ASSIGNMENT: Go through the lines below and copy any that hold the string "theory".

Extracted records
● ● ● ● ●

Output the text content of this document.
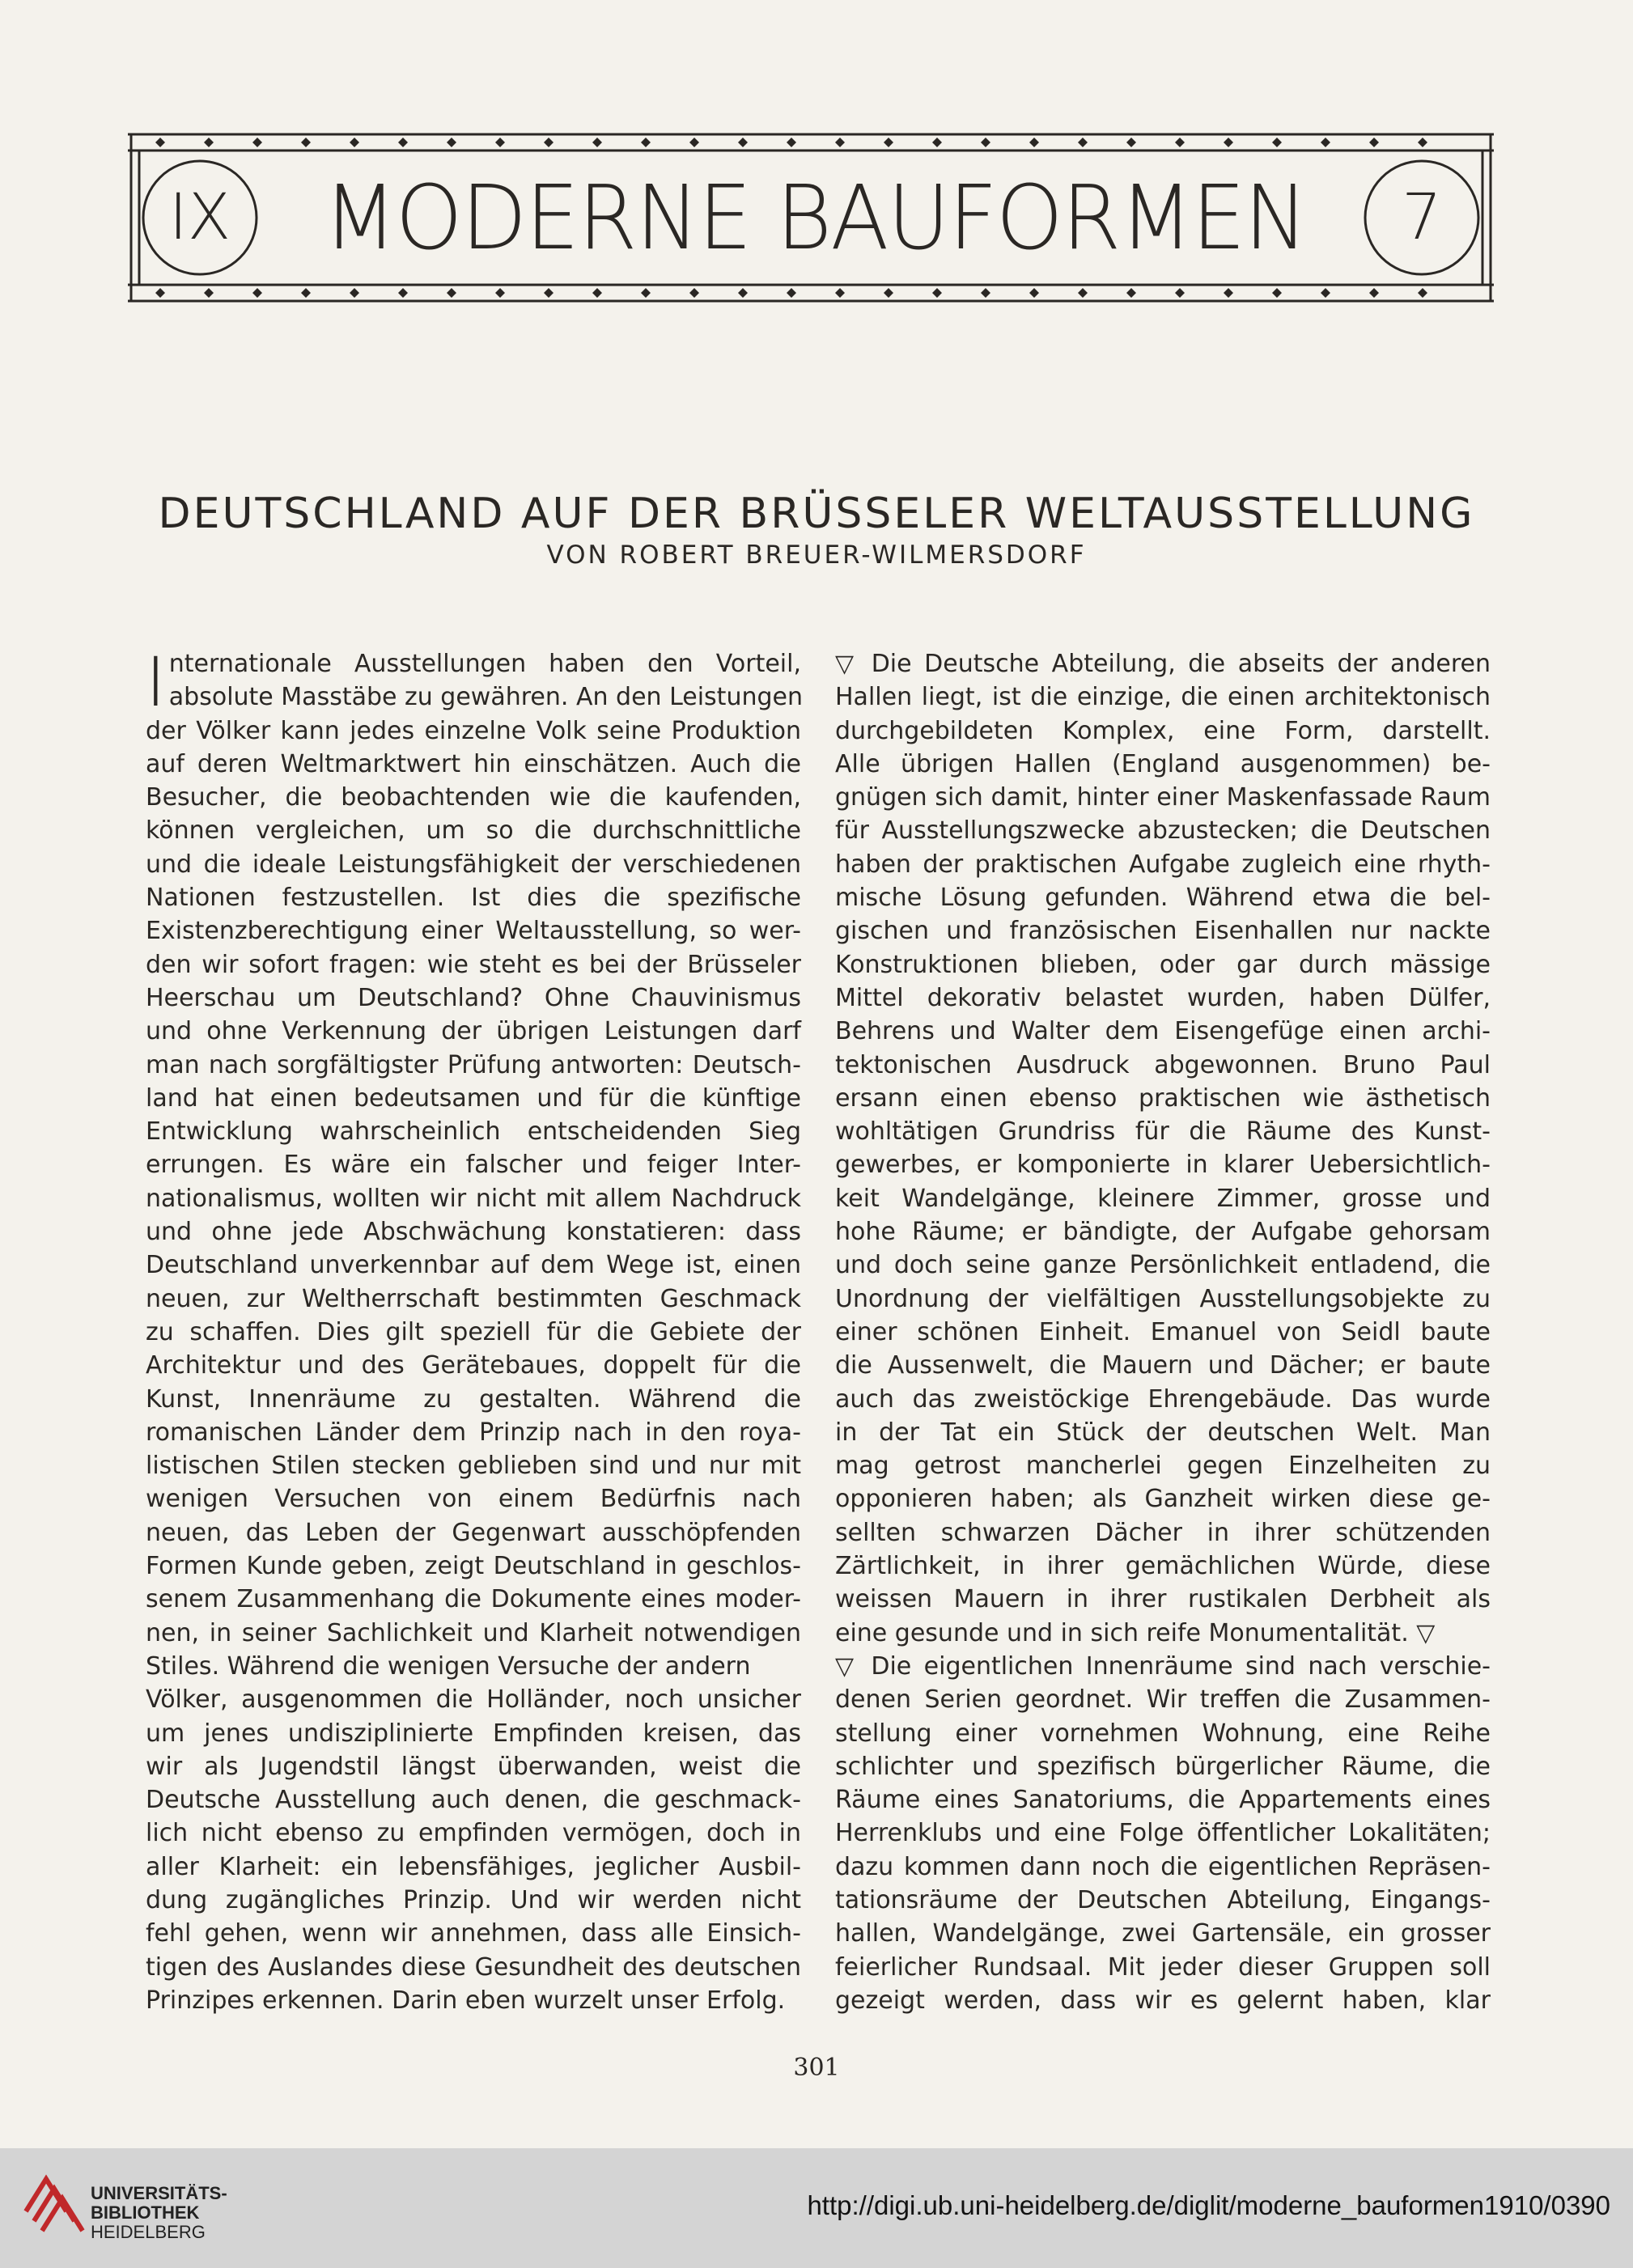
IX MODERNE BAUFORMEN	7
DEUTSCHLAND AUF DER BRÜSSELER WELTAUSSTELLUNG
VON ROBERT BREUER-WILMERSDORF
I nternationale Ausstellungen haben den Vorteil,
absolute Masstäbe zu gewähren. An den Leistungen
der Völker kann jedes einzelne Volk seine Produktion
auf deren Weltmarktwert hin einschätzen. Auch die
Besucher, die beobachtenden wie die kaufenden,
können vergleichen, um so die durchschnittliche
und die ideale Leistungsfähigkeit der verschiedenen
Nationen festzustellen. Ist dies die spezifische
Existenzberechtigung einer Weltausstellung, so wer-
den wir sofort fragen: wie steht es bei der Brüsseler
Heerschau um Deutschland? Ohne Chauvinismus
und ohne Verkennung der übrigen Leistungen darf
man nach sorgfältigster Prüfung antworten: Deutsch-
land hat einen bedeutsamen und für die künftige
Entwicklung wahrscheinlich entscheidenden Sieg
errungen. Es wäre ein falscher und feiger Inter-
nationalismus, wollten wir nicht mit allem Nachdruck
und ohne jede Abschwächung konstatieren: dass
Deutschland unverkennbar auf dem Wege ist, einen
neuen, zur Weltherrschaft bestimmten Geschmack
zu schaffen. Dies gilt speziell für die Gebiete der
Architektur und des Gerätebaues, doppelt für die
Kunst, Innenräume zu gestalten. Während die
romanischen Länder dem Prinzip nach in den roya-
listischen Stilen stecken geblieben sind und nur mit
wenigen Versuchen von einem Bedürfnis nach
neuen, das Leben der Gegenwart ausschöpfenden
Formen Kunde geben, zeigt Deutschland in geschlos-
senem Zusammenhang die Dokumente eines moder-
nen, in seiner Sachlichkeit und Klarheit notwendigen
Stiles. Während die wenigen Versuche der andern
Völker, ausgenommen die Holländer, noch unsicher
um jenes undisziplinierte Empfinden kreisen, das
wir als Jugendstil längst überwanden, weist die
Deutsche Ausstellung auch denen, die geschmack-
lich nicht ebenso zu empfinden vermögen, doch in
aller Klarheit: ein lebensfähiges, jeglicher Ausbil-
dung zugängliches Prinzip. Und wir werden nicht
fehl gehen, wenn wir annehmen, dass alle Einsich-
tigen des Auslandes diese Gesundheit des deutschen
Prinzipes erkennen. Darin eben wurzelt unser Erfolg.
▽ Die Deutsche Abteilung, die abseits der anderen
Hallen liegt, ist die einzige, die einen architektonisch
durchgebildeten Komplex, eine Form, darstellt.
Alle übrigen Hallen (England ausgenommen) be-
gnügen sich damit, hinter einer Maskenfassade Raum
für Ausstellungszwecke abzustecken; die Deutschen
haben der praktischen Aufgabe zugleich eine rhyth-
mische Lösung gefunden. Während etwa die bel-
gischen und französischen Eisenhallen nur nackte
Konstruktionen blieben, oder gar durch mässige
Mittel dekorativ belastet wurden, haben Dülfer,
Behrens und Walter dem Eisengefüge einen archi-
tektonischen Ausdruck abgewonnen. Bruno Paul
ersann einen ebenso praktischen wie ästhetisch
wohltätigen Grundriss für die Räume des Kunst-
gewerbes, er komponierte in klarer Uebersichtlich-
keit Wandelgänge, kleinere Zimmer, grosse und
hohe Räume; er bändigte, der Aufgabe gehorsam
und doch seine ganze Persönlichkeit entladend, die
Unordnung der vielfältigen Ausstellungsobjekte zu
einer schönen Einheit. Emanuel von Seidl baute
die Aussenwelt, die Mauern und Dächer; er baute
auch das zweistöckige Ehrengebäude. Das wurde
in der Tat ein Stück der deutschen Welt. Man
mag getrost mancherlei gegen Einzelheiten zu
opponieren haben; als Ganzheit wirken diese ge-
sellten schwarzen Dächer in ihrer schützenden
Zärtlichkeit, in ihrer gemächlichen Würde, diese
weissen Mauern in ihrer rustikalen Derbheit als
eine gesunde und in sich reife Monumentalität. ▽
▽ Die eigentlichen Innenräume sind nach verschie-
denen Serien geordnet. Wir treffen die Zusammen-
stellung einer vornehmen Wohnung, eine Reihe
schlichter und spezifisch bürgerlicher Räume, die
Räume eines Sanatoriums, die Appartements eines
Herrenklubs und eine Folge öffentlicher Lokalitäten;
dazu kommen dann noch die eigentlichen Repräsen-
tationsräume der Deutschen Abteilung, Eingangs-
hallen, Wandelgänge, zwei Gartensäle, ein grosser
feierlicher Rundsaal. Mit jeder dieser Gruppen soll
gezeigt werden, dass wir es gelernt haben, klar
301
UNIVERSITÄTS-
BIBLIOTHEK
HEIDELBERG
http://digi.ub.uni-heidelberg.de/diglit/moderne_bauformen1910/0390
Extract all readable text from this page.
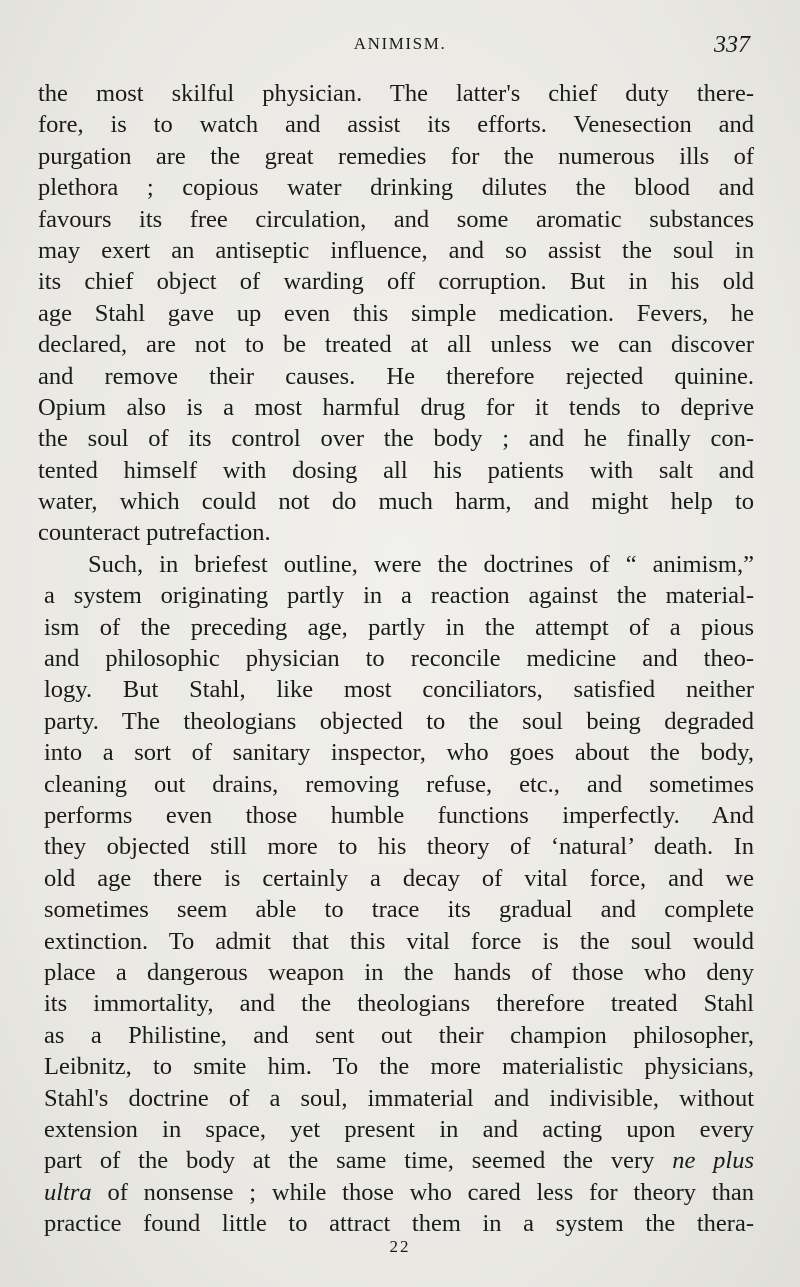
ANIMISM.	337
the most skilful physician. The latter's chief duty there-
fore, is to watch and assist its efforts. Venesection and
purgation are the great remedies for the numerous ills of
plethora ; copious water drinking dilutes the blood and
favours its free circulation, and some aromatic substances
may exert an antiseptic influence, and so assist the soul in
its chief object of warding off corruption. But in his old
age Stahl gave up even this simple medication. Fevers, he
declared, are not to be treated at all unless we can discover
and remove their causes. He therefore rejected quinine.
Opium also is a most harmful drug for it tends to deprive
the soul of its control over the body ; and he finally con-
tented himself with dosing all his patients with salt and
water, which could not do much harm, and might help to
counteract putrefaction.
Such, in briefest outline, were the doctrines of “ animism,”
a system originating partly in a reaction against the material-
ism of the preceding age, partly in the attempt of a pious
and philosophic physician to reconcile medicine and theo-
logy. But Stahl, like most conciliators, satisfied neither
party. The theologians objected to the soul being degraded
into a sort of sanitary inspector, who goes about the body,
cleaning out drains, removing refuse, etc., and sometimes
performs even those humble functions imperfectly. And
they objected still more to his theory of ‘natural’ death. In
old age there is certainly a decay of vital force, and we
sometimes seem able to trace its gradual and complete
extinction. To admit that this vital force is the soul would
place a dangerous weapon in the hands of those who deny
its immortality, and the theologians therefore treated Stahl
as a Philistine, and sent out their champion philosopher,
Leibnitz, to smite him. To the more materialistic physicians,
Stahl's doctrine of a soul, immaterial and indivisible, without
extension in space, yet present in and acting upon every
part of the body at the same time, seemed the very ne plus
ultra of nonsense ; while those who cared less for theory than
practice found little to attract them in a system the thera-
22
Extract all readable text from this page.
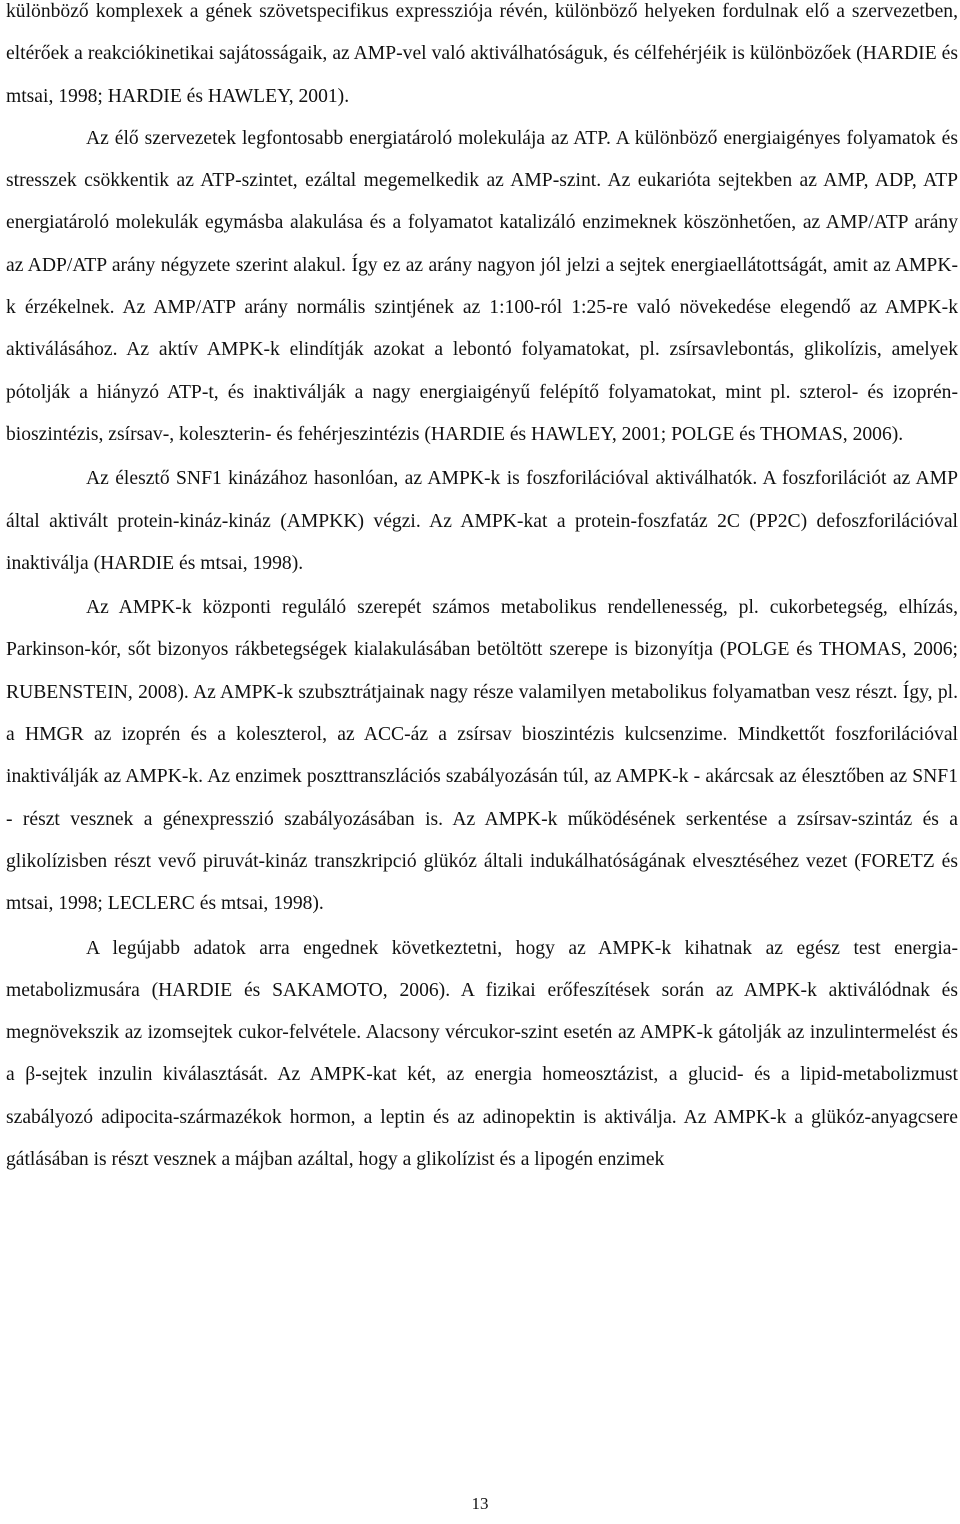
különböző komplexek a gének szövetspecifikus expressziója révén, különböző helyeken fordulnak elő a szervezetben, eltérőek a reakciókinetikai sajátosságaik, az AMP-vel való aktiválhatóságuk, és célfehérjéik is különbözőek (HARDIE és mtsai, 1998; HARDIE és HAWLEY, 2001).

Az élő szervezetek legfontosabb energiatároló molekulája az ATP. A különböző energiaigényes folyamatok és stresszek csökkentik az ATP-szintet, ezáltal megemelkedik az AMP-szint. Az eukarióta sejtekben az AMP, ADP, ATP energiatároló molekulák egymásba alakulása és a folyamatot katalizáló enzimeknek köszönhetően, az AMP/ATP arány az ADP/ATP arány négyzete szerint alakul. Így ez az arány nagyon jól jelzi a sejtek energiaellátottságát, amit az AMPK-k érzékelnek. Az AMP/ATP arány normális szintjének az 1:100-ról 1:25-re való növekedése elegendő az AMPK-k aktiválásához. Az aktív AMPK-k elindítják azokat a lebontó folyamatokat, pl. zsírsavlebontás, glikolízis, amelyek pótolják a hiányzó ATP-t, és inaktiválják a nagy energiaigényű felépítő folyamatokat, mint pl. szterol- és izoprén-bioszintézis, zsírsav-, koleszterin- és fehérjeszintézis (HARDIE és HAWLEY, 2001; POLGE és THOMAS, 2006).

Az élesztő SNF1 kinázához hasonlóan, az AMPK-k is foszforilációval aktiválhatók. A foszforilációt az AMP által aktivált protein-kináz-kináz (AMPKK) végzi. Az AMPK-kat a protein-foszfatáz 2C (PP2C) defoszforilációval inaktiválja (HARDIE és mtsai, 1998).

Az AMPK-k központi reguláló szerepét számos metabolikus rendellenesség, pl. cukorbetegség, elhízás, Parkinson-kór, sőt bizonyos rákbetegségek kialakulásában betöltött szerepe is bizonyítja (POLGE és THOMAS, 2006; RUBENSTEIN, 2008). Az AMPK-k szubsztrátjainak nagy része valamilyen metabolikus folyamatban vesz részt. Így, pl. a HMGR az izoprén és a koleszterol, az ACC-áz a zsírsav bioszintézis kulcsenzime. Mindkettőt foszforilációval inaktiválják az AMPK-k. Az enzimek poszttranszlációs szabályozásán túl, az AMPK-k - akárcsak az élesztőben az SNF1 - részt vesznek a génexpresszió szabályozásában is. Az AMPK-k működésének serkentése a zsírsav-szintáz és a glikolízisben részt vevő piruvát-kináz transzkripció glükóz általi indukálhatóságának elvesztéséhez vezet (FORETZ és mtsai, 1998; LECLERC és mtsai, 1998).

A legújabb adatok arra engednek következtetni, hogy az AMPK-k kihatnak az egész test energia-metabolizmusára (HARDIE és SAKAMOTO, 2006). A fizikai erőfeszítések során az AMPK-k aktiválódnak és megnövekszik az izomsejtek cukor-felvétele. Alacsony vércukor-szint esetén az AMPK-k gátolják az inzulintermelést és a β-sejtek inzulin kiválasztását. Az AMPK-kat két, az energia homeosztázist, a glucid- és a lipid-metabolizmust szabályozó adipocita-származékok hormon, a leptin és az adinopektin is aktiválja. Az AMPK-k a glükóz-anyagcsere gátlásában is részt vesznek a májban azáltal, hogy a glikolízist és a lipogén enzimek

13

● ● ● ● ●

TASK ANSWER:
they objected still more to his theory of ‘natural’ death. In
ultra of nonsense ; while those who cared less for theory than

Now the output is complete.